Among the entries below, count the lines where the string "this" occurs, and give only the number.
.....
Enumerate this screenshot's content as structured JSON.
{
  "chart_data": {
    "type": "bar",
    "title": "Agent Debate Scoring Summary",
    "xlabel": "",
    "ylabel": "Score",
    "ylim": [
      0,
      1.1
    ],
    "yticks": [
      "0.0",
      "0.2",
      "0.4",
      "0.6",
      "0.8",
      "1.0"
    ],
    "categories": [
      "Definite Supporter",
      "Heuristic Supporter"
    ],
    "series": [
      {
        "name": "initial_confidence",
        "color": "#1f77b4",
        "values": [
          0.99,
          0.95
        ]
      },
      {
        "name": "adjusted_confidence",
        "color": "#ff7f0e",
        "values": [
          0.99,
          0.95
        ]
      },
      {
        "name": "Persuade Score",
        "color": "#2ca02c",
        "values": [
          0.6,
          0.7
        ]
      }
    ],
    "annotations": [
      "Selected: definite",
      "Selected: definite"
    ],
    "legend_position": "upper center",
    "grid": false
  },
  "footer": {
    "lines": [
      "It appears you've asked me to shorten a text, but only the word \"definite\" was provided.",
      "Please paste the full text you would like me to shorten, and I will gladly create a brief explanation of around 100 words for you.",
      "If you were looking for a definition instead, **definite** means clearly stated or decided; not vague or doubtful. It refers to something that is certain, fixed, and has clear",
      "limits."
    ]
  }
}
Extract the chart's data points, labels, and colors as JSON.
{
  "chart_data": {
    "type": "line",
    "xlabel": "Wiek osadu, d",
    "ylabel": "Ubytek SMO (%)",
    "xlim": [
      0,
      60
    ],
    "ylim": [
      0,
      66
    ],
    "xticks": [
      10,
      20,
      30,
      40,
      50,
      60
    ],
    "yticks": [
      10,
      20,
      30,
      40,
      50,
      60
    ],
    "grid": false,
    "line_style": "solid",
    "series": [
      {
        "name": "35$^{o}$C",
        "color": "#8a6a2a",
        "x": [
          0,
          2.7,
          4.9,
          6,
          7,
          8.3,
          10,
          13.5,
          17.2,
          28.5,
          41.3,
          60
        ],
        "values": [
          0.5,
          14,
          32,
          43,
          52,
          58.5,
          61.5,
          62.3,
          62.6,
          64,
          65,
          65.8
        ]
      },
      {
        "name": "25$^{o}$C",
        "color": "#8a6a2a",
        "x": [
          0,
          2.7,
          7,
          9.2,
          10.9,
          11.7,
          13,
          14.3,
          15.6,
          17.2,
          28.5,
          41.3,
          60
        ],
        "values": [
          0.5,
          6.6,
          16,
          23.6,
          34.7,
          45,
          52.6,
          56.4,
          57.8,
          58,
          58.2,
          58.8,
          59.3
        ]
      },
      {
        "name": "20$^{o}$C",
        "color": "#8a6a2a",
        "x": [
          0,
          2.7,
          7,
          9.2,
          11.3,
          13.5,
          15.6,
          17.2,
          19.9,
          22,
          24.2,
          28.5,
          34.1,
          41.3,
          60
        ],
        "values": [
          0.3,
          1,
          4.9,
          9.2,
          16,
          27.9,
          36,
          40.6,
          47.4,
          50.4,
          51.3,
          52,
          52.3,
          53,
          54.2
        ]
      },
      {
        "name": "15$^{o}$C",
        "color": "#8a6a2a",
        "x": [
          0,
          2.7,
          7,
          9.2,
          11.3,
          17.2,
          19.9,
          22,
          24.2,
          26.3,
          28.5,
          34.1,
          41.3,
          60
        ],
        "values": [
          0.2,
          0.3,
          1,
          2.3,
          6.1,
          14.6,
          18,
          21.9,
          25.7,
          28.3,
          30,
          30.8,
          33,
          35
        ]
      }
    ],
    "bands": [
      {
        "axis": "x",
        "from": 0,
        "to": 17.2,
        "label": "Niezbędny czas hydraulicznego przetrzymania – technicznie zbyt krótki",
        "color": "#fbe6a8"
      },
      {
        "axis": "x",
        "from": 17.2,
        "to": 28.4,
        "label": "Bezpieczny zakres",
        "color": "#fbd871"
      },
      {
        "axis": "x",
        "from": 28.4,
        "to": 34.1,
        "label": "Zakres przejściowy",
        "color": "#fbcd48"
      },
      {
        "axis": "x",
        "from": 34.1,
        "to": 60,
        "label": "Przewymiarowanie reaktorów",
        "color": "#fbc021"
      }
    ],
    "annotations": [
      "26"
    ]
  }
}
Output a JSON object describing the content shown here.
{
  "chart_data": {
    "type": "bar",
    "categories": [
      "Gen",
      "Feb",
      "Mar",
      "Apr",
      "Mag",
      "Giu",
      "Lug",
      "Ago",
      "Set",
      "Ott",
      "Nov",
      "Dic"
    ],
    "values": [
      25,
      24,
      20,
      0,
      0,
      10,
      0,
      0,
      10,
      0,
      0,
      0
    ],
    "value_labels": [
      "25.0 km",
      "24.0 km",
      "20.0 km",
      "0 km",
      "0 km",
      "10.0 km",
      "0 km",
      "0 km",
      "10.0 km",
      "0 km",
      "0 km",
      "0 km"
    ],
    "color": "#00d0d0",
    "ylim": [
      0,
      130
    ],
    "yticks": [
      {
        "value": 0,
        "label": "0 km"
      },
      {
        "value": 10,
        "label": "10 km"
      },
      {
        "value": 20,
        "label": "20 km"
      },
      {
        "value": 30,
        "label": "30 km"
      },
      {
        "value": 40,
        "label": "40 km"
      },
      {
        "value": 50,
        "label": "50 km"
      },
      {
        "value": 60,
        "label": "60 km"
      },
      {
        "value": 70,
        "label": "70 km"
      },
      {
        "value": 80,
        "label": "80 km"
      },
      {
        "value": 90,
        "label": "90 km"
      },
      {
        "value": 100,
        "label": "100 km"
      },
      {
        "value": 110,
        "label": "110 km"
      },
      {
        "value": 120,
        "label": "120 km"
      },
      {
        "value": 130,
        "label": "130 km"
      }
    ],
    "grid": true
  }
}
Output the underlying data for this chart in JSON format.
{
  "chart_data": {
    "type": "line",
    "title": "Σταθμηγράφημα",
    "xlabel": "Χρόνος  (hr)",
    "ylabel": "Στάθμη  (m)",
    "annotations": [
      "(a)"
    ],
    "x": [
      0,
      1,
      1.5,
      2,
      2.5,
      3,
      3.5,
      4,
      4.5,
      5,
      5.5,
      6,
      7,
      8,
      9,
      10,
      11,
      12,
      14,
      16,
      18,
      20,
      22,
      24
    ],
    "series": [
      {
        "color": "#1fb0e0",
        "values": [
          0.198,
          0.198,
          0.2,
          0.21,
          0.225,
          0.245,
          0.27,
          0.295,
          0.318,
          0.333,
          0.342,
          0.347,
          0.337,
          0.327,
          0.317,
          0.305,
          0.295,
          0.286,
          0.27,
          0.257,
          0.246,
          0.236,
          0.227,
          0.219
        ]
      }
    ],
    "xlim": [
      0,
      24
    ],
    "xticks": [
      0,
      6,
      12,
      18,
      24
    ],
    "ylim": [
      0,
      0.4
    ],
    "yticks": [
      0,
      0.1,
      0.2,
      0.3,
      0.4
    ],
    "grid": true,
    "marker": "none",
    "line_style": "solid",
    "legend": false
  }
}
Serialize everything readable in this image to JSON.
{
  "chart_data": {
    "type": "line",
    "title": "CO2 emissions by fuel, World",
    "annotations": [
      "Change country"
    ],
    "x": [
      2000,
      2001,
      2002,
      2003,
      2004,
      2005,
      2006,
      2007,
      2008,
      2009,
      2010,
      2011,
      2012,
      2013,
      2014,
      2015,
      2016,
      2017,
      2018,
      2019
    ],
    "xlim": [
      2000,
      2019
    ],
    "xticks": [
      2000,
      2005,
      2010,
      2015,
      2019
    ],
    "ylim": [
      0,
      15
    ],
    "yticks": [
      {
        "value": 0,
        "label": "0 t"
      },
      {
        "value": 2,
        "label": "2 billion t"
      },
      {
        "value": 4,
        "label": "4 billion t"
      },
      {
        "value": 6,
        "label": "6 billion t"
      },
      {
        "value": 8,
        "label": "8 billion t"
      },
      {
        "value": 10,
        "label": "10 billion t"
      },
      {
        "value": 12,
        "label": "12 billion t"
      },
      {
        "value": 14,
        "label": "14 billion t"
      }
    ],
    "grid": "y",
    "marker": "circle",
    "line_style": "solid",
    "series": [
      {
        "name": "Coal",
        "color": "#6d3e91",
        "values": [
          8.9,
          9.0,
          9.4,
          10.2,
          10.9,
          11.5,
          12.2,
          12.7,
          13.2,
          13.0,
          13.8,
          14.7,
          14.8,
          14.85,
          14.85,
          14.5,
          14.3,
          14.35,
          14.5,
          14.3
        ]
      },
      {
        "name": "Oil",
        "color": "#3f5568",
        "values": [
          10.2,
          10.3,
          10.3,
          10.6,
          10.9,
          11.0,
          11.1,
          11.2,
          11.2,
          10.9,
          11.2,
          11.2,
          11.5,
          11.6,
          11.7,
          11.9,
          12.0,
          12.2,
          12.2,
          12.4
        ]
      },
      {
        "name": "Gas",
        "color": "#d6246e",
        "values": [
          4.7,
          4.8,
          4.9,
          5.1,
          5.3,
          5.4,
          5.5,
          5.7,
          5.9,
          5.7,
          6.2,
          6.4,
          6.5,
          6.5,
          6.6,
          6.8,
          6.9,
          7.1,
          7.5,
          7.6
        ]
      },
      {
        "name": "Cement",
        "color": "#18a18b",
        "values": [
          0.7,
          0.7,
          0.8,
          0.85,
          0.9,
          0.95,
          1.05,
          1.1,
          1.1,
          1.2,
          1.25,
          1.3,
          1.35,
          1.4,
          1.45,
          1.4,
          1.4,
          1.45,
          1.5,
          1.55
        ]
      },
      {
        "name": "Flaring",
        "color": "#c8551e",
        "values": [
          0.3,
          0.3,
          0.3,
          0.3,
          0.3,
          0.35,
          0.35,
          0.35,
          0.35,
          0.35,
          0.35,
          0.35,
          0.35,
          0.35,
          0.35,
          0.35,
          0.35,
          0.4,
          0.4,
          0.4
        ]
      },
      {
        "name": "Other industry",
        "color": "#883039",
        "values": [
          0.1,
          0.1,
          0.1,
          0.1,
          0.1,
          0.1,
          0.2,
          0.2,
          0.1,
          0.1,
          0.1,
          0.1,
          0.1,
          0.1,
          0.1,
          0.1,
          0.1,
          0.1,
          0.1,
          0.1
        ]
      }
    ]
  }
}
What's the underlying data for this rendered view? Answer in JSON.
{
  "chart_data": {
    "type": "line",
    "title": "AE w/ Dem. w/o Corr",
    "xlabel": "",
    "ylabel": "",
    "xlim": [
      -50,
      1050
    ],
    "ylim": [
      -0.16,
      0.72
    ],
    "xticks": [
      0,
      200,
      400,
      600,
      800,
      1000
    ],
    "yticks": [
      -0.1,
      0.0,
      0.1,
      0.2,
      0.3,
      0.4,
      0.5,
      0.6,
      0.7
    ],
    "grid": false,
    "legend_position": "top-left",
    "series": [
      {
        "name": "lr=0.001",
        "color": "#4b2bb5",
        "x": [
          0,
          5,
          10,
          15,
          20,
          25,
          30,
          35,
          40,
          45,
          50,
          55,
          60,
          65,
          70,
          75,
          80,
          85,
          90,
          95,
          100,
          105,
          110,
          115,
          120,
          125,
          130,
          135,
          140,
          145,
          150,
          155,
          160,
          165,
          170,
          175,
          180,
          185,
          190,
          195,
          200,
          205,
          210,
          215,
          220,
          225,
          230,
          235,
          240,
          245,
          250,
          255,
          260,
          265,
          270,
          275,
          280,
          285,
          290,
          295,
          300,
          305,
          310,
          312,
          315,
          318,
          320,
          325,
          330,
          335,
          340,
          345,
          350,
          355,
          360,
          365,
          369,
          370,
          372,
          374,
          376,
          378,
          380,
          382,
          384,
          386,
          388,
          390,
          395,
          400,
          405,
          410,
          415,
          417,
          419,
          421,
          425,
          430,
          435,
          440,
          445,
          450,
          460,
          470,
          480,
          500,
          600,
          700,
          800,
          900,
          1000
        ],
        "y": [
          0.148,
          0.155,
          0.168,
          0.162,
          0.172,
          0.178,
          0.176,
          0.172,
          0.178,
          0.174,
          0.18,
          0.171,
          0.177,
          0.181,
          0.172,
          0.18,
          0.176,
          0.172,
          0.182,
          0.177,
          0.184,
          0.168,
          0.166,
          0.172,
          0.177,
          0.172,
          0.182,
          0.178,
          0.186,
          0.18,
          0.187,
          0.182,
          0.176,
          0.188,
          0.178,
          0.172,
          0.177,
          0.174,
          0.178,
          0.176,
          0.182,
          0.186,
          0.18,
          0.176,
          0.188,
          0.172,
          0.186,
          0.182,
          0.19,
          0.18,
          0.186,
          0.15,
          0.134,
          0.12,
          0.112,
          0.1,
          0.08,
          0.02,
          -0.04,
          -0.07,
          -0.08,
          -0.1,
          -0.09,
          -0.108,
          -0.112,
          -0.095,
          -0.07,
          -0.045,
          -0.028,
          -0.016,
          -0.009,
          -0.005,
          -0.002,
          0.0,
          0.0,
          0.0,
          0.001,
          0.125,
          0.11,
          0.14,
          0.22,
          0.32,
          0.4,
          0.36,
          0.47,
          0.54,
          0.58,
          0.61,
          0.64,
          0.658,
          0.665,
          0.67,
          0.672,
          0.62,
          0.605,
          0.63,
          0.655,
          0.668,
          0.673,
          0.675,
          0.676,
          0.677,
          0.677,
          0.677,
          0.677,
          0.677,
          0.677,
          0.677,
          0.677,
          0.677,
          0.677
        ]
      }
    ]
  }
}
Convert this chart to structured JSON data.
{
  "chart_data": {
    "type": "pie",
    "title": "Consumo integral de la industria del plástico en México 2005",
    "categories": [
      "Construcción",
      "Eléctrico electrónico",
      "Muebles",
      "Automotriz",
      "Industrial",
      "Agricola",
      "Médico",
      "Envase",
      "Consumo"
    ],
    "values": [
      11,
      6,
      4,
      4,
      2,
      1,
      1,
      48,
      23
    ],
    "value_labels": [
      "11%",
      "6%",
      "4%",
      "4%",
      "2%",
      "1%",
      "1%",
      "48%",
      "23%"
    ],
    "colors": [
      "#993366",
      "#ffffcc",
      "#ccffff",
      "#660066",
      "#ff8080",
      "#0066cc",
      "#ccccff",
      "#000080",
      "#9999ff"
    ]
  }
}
.....
#### Task output
5